Goal: What is the number of lines holding the word "voorpassagiersairbag"? Write that number and nothing else.

(Extracted data entries)
·····

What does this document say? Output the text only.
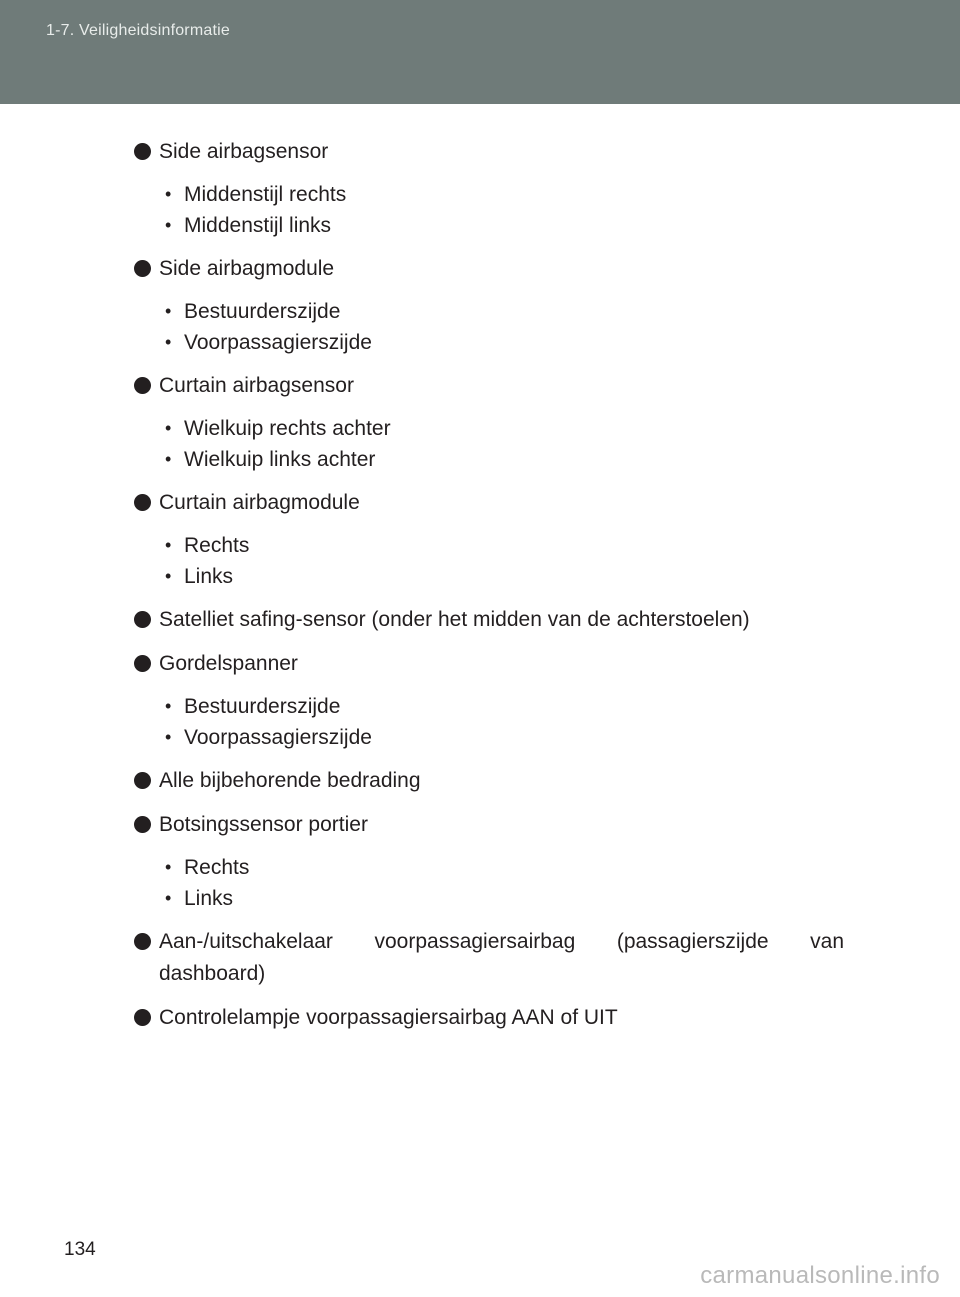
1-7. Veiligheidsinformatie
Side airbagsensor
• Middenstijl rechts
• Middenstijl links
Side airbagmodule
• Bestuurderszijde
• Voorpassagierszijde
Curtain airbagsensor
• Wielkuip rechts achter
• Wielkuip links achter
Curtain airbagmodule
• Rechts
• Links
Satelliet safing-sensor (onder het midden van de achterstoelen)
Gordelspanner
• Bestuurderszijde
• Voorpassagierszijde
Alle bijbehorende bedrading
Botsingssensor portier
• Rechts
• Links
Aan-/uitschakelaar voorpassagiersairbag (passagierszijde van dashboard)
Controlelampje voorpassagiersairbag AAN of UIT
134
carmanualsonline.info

·····

Problem solution: 2